* DIRECTIONS FOR THIS TASK: All lines featuring the string "JSON" are to be listed.

* DATA EXTRACT:

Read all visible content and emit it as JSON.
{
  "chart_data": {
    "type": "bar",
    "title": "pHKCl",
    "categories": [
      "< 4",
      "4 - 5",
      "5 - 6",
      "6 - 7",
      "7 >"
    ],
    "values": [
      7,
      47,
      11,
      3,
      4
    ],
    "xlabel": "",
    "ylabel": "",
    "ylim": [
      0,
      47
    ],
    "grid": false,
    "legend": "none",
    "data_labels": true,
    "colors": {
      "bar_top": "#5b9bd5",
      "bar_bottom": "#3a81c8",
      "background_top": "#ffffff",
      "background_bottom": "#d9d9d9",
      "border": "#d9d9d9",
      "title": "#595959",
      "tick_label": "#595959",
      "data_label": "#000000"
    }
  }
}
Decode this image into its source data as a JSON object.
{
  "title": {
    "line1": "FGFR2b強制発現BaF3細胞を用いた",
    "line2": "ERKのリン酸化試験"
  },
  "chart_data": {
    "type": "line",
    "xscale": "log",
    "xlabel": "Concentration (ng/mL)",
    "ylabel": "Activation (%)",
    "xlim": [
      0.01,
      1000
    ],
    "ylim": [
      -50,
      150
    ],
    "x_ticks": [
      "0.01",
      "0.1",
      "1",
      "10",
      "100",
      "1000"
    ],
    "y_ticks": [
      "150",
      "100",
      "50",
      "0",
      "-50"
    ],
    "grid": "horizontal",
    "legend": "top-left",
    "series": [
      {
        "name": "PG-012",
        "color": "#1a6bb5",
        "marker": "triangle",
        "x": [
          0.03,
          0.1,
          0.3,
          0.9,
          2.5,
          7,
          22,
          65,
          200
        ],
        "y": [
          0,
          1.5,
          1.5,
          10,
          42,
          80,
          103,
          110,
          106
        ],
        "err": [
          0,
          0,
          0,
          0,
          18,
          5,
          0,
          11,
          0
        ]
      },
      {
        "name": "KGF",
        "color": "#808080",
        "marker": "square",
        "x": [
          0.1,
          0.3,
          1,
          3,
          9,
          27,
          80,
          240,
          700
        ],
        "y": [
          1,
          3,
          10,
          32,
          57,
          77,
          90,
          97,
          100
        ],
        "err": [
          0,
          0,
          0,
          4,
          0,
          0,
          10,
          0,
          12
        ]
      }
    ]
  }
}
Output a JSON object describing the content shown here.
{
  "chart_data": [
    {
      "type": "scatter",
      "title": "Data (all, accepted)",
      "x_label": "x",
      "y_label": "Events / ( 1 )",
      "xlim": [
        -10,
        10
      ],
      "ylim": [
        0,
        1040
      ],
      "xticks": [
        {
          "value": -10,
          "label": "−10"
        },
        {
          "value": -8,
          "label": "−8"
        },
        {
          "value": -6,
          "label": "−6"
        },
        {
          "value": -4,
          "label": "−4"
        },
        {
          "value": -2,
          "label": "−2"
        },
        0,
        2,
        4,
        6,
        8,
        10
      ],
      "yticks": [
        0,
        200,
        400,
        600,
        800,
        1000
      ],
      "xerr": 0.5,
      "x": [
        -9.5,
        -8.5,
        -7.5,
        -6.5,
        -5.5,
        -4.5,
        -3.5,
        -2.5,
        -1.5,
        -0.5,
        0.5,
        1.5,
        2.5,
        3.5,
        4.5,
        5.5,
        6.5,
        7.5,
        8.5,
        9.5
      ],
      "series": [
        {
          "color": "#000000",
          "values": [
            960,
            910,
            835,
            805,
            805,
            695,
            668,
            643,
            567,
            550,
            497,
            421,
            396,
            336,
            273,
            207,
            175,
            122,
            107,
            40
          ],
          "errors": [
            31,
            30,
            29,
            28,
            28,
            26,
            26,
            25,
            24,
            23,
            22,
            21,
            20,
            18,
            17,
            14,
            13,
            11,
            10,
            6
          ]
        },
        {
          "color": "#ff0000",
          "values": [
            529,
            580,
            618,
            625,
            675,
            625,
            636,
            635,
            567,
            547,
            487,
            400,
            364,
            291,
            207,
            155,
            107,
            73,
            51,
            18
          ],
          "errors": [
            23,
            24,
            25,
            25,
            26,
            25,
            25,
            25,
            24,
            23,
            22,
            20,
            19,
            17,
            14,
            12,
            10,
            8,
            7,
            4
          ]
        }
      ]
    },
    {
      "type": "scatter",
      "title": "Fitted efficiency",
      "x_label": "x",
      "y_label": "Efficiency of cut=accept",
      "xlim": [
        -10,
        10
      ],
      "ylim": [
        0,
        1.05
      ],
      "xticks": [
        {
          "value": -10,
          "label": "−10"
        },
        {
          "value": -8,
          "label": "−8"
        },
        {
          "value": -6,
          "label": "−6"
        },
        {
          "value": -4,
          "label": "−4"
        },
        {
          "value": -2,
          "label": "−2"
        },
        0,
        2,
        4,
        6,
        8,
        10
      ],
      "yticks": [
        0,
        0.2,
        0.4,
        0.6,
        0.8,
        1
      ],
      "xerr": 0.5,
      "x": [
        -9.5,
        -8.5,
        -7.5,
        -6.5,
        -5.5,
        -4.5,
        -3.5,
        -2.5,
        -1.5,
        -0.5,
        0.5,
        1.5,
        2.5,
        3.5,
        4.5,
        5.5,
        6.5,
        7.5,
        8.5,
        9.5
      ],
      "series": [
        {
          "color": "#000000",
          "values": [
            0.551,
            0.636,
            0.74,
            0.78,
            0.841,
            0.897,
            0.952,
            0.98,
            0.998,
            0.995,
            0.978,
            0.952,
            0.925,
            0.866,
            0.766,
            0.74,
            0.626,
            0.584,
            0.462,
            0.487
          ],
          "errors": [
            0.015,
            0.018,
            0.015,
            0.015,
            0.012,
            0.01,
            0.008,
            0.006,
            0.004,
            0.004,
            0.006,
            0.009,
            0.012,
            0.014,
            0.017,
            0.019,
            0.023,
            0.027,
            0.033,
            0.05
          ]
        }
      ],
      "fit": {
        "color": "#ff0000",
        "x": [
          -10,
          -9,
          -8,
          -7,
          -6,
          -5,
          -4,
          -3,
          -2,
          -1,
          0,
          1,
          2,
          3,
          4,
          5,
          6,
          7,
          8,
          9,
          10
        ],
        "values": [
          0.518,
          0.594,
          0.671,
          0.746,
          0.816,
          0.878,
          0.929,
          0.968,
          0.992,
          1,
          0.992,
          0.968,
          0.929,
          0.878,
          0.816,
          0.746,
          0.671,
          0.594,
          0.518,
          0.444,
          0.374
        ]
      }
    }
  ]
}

* TASK SOLUTION:
Read all visible content and emit it as JSON.
Decode this image into its source data as a JSON object.
Output a JSON object describing the content shown here.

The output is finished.